TASK DETAILS:
Transcribe every record verbatim.

═══ SUPPLIED ENTRIES

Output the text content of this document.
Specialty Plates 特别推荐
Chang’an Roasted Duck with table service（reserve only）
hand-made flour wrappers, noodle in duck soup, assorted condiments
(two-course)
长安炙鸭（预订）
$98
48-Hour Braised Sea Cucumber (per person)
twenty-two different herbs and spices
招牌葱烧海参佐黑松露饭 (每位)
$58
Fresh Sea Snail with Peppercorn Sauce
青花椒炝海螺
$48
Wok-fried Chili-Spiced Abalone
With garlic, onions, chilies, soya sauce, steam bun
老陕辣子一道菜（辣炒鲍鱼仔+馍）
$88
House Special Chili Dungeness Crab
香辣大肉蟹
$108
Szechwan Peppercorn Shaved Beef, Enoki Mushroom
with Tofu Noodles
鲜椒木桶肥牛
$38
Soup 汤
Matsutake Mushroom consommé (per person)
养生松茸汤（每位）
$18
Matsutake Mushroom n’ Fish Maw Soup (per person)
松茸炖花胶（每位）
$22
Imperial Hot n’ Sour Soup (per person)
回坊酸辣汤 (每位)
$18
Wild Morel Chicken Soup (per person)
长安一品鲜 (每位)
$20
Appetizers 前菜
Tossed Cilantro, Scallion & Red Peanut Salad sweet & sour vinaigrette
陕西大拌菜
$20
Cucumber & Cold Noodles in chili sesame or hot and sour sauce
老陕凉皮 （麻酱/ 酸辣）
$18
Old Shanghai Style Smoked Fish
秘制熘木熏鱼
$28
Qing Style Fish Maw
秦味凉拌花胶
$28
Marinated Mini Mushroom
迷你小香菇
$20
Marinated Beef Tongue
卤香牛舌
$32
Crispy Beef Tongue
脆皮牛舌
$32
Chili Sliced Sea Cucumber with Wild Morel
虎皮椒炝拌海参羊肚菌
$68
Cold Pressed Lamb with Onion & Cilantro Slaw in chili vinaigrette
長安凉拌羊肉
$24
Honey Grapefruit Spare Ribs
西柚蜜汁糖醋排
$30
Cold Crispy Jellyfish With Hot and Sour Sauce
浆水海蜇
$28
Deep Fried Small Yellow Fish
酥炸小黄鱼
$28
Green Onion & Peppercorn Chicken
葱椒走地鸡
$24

══════

ANSWER TO THIS PROBLEM:
Output the text content of this document.
Specialty Plates 特别推荐
Chang’an Roasted Duck with table service（reserve only）
hand-made flour wrappers, noodle in duck soup, assorted condiments
(two-course)
长安炙鸭（预订）
$98
48-Hour Braised Sea Cucumber (per person)
twenty-two different herbs and spices
招牌葱烧海参佐黑松露饭 (每位)
$58
Fresh Sea Snail with Peppercorn Sauce
青花椒炝海螺
$48
Wok-fried Chili-Spiced Abalone
With garlic, onions, chilies, soya sauce, steam bun
老陕辣子一道菜（辣炒鲍鱼仔+馍）
$88
House Special Chili Dungeness Crab
香辣大肉蟹
$108
Szechwan Peppercorn Shaved Beef, Enoki Mushroom
with Tofu Noodles
鲜椒木桶肥牛
$38
Soup 汤
Matsutake Mushroom consommé (per person)
养生松茸汤（每位）
$18
Matsutake Mushroom n’ Fish Maw Soup (per person)
松茸炖花胶（每位）
$22
Imperial Hot n’ Sour Soup (per person)
回坊酸辣汤 (每位)
$18
Wild Morel Chicken Soup (per person)
长安一品鲜 (每位)
$20
Appetizers 前菜
Tossed Cilantro, Scallion & Red Peanut Salad sweet & sour vinaigrette
陕西大拌菜
$20
Cucumber & Cold Noodles in chili sesame or hot and sour sauce
老陕凉皮 （麻酱/ 酸辣）
$18
Old Shanghai Style Smoked Fish
秘制熘木熏鱼
$28
Qing Style Fish Maw
秦味凉拌花胶
$28
Marinated Mini Mushroom
迷你小香菇
$20
Marinated Beef Tongue
卤香牛舌
$32
Crispy Beef Tongue
脆皮牛舌
$32
Chili Sliced Sea Cucumber with Wild Morel
虎皮椒炝拌海参羊肚菌
$68
Cold Pressed Lamb with Onion & Cilantro Slaw in chili vinaigrette
長安凉拌羊肉
$24
Honey Grapefruit Spare Ribs
西柚蜜汁糖醋排
$30
Cold Crispy Jellyfish With Hot and Sour Sauce
浆水海蜇
$28
Deep Fried Small Yellow Fish
酥炸小黄鱼
$28
Green Onion & Peppercorn Chicken
葱椒走地鸡
$24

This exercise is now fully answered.